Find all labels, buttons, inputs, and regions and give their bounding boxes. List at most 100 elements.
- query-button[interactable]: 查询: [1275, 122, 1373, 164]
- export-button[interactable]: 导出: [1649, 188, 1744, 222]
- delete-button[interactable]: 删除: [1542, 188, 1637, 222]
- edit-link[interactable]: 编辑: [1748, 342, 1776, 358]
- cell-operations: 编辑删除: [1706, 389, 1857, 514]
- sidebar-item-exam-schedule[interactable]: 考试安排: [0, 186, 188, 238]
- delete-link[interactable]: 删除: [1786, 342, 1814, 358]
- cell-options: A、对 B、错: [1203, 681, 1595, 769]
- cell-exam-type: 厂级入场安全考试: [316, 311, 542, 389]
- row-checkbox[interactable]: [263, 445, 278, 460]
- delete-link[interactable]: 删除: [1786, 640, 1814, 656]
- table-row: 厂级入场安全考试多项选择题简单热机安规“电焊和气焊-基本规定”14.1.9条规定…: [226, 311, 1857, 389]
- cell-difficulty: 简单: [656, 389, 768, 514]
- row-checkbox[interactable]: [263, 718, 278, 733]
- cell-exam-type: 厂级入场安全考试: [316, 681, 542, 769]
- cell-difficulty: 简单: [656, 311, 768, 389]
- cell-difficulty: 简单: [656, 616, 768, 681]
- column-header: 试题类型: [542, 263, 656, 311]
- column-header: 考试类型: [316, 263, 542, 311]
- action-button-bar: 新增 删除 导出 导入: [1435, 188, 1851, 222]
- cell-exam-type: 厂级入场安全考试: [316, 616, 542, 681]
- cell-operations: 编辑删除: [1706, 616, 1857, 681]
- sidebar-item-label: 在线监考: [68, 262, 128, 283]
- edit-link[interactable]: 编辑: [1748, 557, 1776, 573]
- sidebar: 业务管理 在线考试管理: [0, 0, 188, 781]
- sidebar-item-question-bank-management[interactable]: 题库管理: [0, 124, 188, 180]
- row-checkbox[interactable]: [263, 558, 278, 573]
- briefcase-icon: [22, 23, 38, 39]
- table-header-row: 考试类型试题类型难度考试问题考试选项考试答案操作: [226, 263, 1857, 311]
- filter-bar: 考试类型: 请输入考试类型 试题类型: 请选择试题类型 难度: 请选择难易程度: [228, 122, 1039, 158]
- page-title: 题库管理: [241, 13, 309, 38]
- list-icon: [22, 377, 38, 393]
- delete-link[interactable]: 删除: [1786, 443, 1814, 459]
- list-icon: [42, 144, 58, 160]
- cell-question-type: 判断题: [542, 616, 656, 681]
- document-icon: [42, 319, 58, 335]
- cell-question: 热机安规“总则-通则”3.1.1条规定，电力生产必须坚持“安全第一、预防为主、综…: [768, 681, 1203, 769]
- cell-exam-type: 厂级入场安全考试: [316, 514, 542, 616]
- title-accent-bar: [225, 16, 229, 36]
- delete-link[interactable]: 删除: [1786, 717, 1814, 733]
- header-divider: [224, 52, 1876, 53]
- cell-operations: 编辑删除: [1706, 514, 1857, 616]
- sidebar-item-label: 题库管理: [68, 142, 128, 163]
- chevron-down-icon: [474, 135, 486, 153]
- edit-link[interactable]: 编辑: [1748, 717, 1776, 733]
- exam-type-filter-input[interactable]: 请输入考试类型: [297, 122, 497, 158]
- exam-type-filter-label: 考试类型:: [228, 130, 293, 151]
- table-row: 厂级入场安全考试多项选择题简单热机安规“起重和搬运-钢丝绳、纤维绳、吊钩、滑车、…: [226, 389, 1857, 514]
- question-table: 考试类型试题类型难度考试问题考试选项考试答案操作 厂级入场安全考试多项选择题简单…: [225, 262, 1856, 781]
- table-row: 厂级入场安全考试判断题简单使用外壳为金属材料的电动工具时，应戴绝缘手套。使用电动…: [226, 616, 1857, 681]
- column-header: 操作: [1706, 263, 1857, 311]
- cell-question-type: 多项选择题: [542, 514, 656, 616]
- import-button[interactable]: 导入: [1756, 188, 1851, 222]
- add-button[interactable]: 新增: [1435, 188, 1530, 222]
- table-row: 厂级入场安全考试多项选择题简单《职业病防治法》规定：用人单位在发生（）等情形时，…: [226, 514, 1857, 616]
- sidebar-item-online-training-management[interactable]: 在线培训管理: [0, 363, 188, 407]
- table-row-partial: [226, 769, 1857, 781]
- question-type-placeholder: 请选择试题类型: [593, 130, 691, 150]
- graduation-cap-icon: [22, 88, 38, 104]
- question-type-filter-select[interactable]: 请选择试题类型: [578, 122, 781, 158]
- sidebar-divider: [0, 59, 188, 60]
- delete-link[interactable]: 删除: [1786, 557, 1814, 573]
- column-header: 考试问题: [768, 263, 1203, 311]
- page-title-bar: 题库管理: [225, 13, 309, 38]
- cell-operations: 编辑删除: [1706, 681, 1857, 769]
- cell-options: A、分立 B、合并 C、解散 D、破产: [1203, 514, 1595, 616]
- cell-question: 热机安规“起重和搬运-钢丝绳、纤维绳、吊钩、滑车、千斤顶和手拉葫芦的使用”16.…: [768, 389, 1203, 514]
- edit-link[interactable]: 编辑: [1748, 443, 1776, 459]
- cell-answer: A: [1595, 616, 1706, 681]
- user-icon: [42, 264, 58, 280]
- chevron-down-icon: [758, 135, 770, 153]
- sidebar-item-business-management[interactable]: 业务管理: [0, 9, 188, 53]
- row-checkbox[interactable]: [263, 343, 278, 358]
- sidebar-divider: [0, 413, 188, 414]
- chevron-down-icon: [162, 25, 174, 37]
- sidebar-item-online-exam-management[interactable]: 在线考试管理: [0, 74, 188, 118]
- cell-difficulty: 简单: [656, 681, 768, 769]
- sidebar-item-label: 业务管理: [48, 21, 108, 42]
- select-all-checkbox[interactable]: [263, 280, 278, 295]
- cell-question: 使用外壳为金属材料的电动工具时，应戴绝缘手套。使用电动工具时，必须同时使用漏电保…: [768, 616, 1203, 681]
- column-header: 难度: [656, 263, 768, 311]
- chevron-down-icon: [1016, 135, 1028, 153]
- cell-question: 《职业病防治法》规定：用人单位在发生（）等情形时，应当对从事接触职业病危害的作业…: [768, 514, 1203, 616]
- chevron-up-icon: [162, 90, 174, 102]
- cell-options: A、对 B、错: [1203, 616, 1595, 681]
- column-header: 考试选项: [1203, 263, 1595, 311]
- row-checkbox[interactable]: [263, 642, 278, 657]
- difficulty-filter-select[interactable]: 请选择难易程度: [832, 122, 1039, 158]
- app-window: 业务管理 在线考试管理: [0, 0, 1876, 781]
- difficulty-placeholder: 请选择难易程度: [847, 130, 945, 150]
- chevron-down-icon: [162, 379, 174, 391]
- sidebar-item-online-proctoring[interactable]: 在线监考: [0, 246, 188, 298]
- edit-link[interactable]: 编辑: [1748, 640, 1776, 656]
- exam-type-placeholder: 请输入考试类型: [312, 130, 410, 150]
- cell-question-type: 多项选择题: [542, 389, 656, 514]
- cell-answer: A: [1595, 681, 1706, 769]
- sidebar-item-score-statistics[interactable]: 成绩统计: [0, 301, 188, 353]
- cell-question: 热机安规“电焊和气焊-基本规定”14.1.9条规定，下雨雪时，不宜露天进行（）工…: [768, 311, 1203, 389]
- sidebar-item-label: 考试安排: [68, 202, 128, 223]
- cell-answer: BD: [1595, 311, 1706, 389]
++++++++
> **YOUR GOAL**:
Copy these lines verbatim, from the first to the last.

> **TASK RESPONSE**:
Find all labels, buttons, inputs, and regions and give their bounding boxes. List at most 100 elements.
- query-button[interactable]: 查询: [1275, 122, 1373, 164]
- export-button[interactable]: 导出: [1649, 188, 1744, 222]
- delete-button[interactable]: 删除: [1542, 188, 1637, 222]
- edit-link[interactable]: 编辑: [1748, 342, 1776, 358]
- cell-operations: 编辑删除: [1706, 389, 1857, 514]
- sidebar-item-exam-schedule[interactable]: 考试安排: [0, 186, 188, 238]
- delete-link[interactable]: 删除: [1786, 342, 1814, 358]
- cell-options: A、对 B、错: [1203, 681, 1595, 769]
- cell-exam-type: 厂级入场安全考试: [316, 311, 542, 389]
- row-checkbox[interactable]: [263, 445, 278, 460]
- delete-link[interactable]: 删除: [1786, 640, 1814, 656]
- table-row: 厂级入场安全考试多项选择题简单热机安规“电焊和气焊-基本规定”14.1.9条规定…: [226, 311, 1857, 389]
- cell-difficulty: 简单: [656, 389, 768, 514]
- row-checkbox[interactable]: [263, 718, 278, 733]
- cell-exam-type: 厂级入场安全考试: [316, 681, 542, 769]
- cell-difficulty: 简单: [656, 311, 768, 389]
- cell-difficulty: 简单: [656, 616, 768, 681]
- column-header: 试题类型: [542, 263, 656, 311]
- column-header: 考试类型: [316, 263, 542, 311]
- action-button-bar: 新增 删除 导出 导入: [1435, 188, 1851, 222]
- cell-exam-type: 厂级入场安全考试: [316, 616, 542, 681]
- cell-operations: 编辑删除: [1706, 616, 1857, 681]
- sidebar-item-label: 在线监考: [68, 262, 128, 283]
- edit-link[interactable]: 编辑: [1748, 557, 1776, 573]
- sidebar: 业务管理 在线考试管理: [0, 0, 188, 781]
- sidebar-item-question-bank-management[interactable]: 题库管理: [0, 124, 188, 180]
- row-checkbox[interactable]: [263, 558, 278, 573]
- briefcase-icon: [22, 23, 38, 39]
- table-header-row: 考试类型试题类型难度考试问题考试选项考试答案操作: [226, 263, 1857, 311]
- filter-bar: 考试类型: 请输入考试类型 试题类型: 请选择试题类型 难度: 请选择难易程度: [228, 122, 1039, 158]
- page-title: 题库管理: [241, 13, 309, 38]
- list-icon: [22, 377, 38, 393]
- delete-link[interactable]: 删除: [1786, 443, 1814, 459]
- list-icon: [42, 144, 58, 160]
- cell-question-type: 判断题: [542, 616, 656, 681]
- document-icon: [42, 319, 58, 335]
- cell-question: 热机安规“总则-通则”3.1.1条规定，电力生产必须坚持“安全第一、预防为主、综…: [768, 681, 1203, 769]
- cell-exam-type: 厂级入场安全考试: [316, 514, 542, 616]
- title-accent-bar: [225, 16, 229, 36]
- delete-link[interactable]: 删除: [1786, 717, 1814, 733]
- header-divider: [224, 52, 1876, 53]
- cell-operations: 编辑删除: [1706, 514, 1857, 616]
- sidebar-item-label: 题库管理: [68, 142, 128, 163]
- chevron-down-icon: [474, 135, 486, 153]
- edit-link[interactable]: 编辑: [1748, 717, 1776, 733]
- exam-type-filter-input[interactable]: 请输入考试类型: [297, 122, 497, 158]
- exam-type-filter-label: 考试类型:: [228, 130, 293, 151]
- table-row: 厂级入场安全考试多项选择题简单热机安规“起重和搬运-钢丝绳、纤维绳、吊钩、滑车、…: [226, 389, 1857, 514]
- question-table: 考试类型试题类型难度考试问题考试选项考试答案操作 厂级入场安全考试多项选择题简单…: [225, 262, 1856, 781]
- table-row: 厂级入场安全考试判断题简单使用外壳为金属材料的电动工具时，应戴绝缘手套。使用电动…: [226, 616, 1857, 681]
- column-header: 操作: [1706, 263, 1857, 311]
- cell-question-type: 多项选择题: [542, 514, 656, 616]
- import-button[interactable]: 导入: [1756, 188, 1851, 222]
- add-button[interactable]: 新增: [1435, 188, 1530, 222]
- table-row: 厂级入场安全考试多项选择题简单《职业病防治法》规定：用人单位在发生（）等情形时，…: [226, 514, 1857, 616]
- sidebar-item-online-training-management[interactable]: 在线培训管理: [0, 363, 188, 407]
- table-row-partial: [226, 769, 1857, 781]
- question-type-placeholder: 请选择试题类型: [593, 130, 691, 150]
- graduation-cap-icon: [22, 88, 38, 104]
- question-type-filter-select[interactable]: 请选择试题类型: [578, 122, 781, 158]
- sidebar-divider: [0, 59, 188, 60]
- delete-link[interactable]: 删除: [1786, 557, 1814, 573]
- column-header: 考试问题: [768, 263, 1203, 311]
- page-title-bar: 题库管理: [225, 13, 309, 38]
- cell-operations: 编辑删除: [1706, 681, 1857, 769]
- cell-options: A、分立 B、合并 C、解散 D、破产: [1203, 514, 1595, 616]
- cell-question: 热机安规“起重和搬运-钢丝绳、纤维绳、吊钩、滑车、千斤顶和手拉葫芦的使用”16.…: [768, 389, 1203, 514]
- edit-link[interactable]: 编辑: [1748, 443, 1776, 459]
- cell-answer: A: [1595, 616, 1706, 681]
- user-icon: [42, 264, 58, 280]
- chevron-down-icon: [758, 135, 770, 153]
- sidebar-item-business-management[interactable]: 业务管理: [0, 9, 188, 53]
- row-checkbox[interactable]: [263, 343, 278, 358]
- sidebar-divider: [0, 413, 188, 414]
- chevron-down-icon: [162, 25, 174, 37]
- sidebar-item-online-exam-management[interactable]: 在线考试管理: [0, 74, 188, 118]
- cell-difficulty: 简单: [656, 681, 768, 769]
- sidebar-item-label: 业务管理: [48, 21, 108, 42]
- select-all-checkbox[interactable]: [263, 280, 278, 295]
- cell-question: 使用外壳为金属材料的电动工具时，应戴绝缘手套。使用电动工具时，必须同时使用漏电保…: [768, 616, 1203, 681]
- column-header: 难度: [656, 263, 768, 311]
- chevron-down-icon: [1016, 135, 1028, 153]
- cell-question: 《职业病防治法》规定：用人单位在发生（）等情形时，应当对从事接触职业病危害的作业…: [768, 514, 1203, 616]
- chevron-up-icon: [162, 90, 174, 102]
- cell-options: A、对 B、错: [1203, 616, 1595, 681]
- column-header: 考试选项: [1203, 263, 1595, 311]
- row-checkbox[interactable]: [263, 642, 278, 657]
- difficulty-filter-select[interactable]: 请选择难易程度: [832, 122, 1039, 158]
- app-window: 业务管理 在线考试管理: [0, 0, 1876, 781]
- difficulty-placeholder: 请选择难易程度: [847, 130, 945, 150]
- chevron-down-icon: [162, 379, 174, 391]
- sidebar-item-online-proctoring[interactable]: 在线监考: [0, 246, 188, 298]
- edit-link[interactable]: 编辑: [1748, 640, 1776, 656]
- exam-type-placeholder: 请输入考试类型: [312, 130, 410, 150]
- cell-question-type: 多项选择题: [542, 389, 656, 514]
- cell-answer: A: [1595, 681, 1706, 769]
- sidebar-item-score-statistics[interactable]: 成绩统计: [0, 301, 188, 353]
- cell-question: 热机安规“电焊和气焊-基本规定”14.1.9条规定，下雨雪时，不宜露天进行（）工…: [768, 311, 1203, 389]
- sidebar-item-label: 考试安排: [68, 202, 128, 223]
- cell-answer: BD: [1595, 311, 1706, 389]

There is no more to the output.